Your objective: Work out how many lines hold the string "Решение". The answer is a single number, nothing more.

Records for processing:
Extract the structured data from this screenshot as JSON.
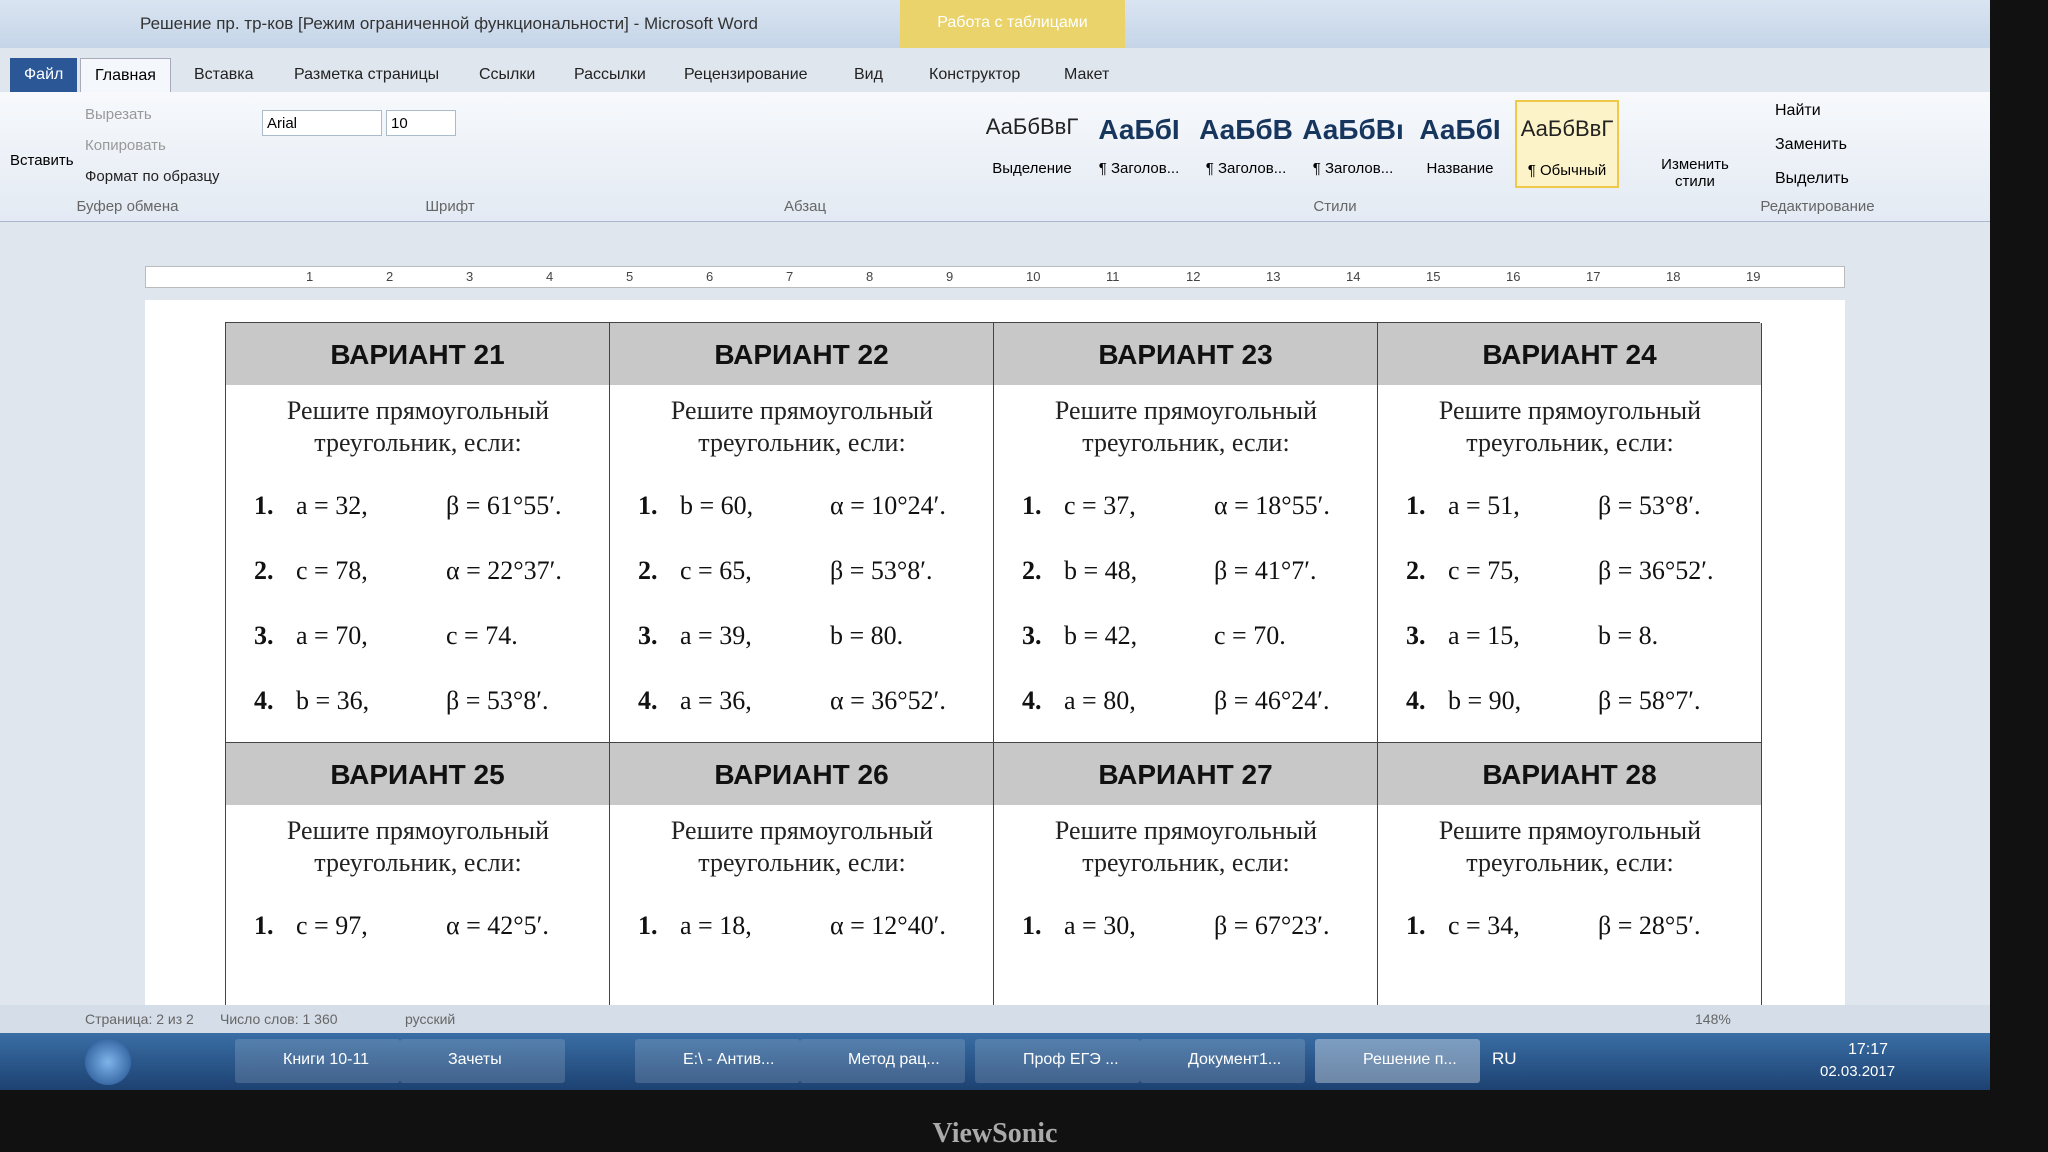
{
  "window": {
    "title": "Решение пр. тр-ков [Режим ограниченной функциональности] - Microsoft Word",
    "contextual_tab": "Работа с таблицами",
    "tabs": [
      "Файл",
      "Главная",
      "Вставка",
      "Разметка страницы",
      "Ссылки",
      "Рассылки",
      "Рецензирование",
      "Вид",
      "Конструктор",
      "Макет"
    ]
  },
  "ribbon": {
    "clipboard": {
      "paste": "Вставить",
      "items": [
        "Вырезать",
        "Копировать",
        "Формат по образцу"
      ],
      "label": "Буфер обмена"
    },
    "font": {
      "name": "Arial",
      "size": "10",
      "label": "Шрифт"
    },
    "paragraph": {
      "label": "Абзац"
    },
    "styles": {
      "items": [
        {
          "sample": "АаБбВвГ",
          "name": "Выделение"
        },
        {
          "sample": "АаБбI",
          "name": "¶ Заголов..."
        },
        {
          "sample": "АаБбВ",
          "name": "¶ Заголов..."
        },
        {
          "sample": "АаБбВı",
          "name": "¶ Заголов..."
        },
        {
          "sample": "АаБбI",
          "name": "Название"
        },
        {
          "sample": "АаБбВвГ",
          "name": "¶ Обычный"
        }
      ],
      "change": "Изменить стили",
      "label": "Стили"
    },
    "editing": {
      "items": [
        "Найти",
        "Заменить",
        "Выделить"
      ],
      "label": "Редактирование"
    }
  },
  "ruler": [
    "1",
    "2",
    "3",
    "4",
    "5",
    "6",
    "7",
    "8",
    "9",
    "10",
    "11",
    "12",
    "13",
    "14",
    "15",
    "16",
    "17",
    "18",
    "19"
  ],
  "table": {
    "variants": [
      {
        "title": "ВАРИАНТ 21",
        "prompt": "Решите прямоугольный треугольник, если:",
        "problems": [
          [
            "1.",
            "a = 32,",
            "β = 61°55′."
          ],
          [
            "2.",
            "c = 78,",
            "α = 22°37′."
          ],
          [
            "3.",
            "a = 70,",
            "c = 74."
          ],
          [
            "4.",
            "b = 36,",
            "β = 53°8′."
          ]
        ]
      },
      {
        "title": "ВАРИАНТ 22",
        "prompt": "Решите прямоугольный треугольник, если:",
        "problems": [
          [
            "1.",
            "b = 60,",
            "α = 10°24′."
          ],
          [
            "2.",
            "c = 65,",
            "β = 53°8′."
          ],
          [
            "3.",
            "a = 39,",
            "b = 80."
          ],
          [
            "4.",
            "a = 36,",
            "α = 36°52′."
          ]
        ]
      },
      {
        "title": "ВАРИАНТ 23",
        "prompt": "Решите прямоугольный треугольник, если:",
        "problems": [
          [
            "1.",
            "c = 37,",
            "α = 18°55′."
          ],
          [
            "2.",
            "b = 48,",
            "β = 41°7′."
          ],
          [
            "3.",
            "b = 42,",
            "c = 70."
          ],
          [
            "4.",
            "a = 80,",
            "β = 46°24′."
          ]
        ]
      },
      {
        "title": "ВАРИАНТ 24",
        "prompt": "Решите прямоугольный треугольник, если:",
        "problems": [
          [
            "1.",
            "a = 51,",
            "β = 53°8′."
          ],
          [
            "2.",
            "c = 75,",
            "β = 36°52′."
          ],
          [
            "3.",
            "a = 15,",
            "b = 8."
          ],
          [
            "4.",
            "b = 90,",
            "β = 58°7′."
          ]
        ]
      },
      {
        "title": "ВАРИАНТ 25",
        "prompt": "Решите прямоугольный треугольник, если:",
        "problems": [
          [
            "1.",
            "c = 97,",
            "α = 42°5′."
          ]
        ]
      },
      {
        "title": "ВАРИАНТ 26",
        "prompt": "Решите прямоугольный треугольник, если:",
        "problems": [
          [
            "1.",
            "a = 18,",
            "α = 12°40′."
          ]
        ]
      },
      {
        "title": "ВАРИАНТ 27",
        "prompt": "Решите прямоугольный треугольник, если:",
        "problems": [
          [
            "1.",
            "a = 30,",
            "β = 67°23′."
          ]
        ]
      },
      {
        "title": "ВАРИАНТ 28",
        "prompt": "Решите прямоугольный треугольник, если:",
        "problems": [
          [
            "1.",
            "c = 34,",
            "β = 28°5′."
          ]
        ]
      }
    ]
  },
  "status_bar": {
    "page": "Страница: 2 из 2",
    "words": "Число слов: 1 360",
    "language": "русский",
    "zoom": "148%"
  },
  "taskbar": {
    "items": [
      "Книги 10-11",
      "Зачеты",
      "E:\\ - Антив...",
      "Метод рац...",
      "Проф ЕГЭ ...",
      "Документ1...",
      "Решение п..."
    ],
    "lang": "RU",
    "time": "17:17",
    "date": "02.03.2017"
  },
  "monitor": {
    "brand": "ViewSonic"
  }
}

Task solution: 2